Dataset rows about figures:
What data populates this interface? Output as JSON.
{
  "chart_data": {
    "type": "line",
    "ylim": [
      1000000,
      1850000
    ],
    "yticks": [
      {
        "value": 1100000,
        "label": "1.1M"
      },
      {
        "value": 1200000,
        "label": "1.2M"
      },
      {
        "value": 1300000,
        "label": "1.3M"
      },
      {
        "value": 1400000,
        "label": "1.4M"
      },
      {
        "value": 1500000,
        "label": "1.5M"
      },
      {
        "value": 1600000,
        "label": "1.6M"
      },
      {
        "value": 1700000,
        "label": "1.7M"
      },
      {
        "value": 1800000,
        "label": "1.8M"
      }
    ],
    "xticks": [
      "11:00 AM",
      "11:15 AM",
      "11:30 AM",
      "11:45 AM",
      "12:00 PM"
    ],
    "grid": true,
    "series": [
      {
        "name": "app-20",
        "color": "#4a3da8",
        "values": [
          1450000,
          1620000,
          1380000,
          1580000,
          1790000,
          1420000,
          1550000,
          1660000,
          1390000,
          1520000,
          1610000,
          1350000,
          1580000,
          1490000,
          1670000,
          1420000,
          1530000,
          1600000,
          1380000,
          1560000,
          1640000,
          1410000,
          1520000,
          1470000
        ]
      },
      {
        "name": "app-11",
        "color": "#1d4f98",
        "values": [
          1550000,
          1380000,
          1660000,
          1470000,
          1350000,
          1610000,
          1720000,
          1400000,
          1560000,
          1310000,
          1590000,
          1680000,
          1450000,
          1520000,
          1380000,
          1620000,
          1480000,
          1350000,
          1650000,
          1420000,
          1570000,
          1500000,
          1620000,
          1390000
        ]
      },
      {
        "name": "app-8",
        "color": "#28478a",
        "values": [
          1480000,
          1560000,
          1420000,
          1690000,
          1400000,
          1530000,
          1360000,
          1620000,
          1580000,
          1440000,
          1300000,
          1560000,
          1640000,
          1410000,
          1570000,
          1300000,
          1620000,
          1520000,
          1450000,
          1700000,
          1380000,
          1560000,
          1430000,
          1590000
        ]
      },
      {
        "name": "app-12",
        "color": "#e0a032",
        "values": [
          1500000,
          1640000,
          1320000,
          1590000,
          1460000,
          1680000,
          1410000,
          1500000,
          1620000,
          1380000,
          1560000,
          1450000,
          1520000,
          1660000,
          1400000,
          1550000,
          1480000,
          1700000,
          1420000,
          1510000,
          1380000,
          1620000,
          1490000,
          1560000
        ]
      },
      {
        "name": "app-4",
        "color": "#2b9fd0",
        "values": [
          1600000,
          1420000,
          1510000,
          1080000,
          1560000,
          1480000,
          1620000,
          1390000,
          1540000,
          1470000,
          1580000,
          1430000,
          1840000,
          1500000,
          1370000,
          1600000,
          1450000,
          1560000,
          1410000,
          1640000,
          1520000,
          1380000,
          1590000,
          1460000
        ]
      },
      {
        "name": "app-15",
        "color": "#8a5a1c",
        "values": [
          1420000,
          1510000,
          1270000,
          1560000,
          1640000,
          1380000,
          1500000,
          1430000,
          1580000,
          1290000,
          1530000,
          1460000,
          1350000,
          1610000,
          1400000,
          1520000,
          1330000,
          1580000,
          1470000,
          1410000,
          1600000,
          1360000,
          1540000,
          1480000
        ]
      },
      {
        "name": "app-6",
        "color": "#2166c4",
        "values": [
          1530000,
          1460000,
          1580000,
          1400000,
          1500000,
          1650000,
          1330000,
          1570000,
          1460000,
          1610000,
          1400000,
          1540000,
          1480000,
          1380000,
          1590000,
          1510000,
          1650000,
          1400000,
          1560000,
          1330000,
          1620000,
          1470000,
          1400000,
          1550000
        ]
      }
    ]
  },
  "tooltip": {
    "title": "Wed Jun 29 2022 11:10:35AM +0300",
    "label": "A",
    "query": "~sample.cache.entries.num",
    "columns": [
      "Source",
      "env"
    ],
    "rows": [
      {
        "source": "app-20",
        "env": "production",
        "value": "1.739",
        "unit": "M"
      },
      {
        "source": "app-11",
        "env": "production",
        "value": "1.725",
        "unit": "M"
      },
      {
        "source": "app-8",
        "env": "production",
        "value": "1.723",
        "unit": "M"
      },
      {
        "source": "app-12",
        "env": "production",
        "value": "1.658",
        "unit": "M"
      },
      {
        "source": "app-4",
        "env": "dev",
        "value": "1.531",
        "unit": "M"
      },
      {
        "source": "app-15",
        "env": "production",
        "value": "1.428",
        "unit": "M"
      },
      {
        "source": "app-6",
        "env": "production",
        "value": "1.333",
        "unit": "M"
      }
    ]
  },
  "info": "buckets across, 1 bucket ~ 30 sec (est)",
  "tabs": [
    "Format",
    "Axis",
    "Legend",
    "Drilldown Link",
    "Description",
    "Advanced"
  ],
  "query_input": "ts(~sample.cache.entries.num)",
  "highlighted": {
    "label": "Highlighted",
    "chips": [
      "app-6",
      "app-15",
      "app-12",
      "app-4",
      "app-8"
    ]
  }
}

Given exercise: Copy out each line of the records where the string "color" appears.

Result of the exercise:
        "color": "#4a3da8",
        "color": "#1d4f98",
        "color": "#28478a",
        "color": "#e0a032",
        "color": "#2b9fd0",
        "color": "#8a5a1c",
        "color": "#2166c4",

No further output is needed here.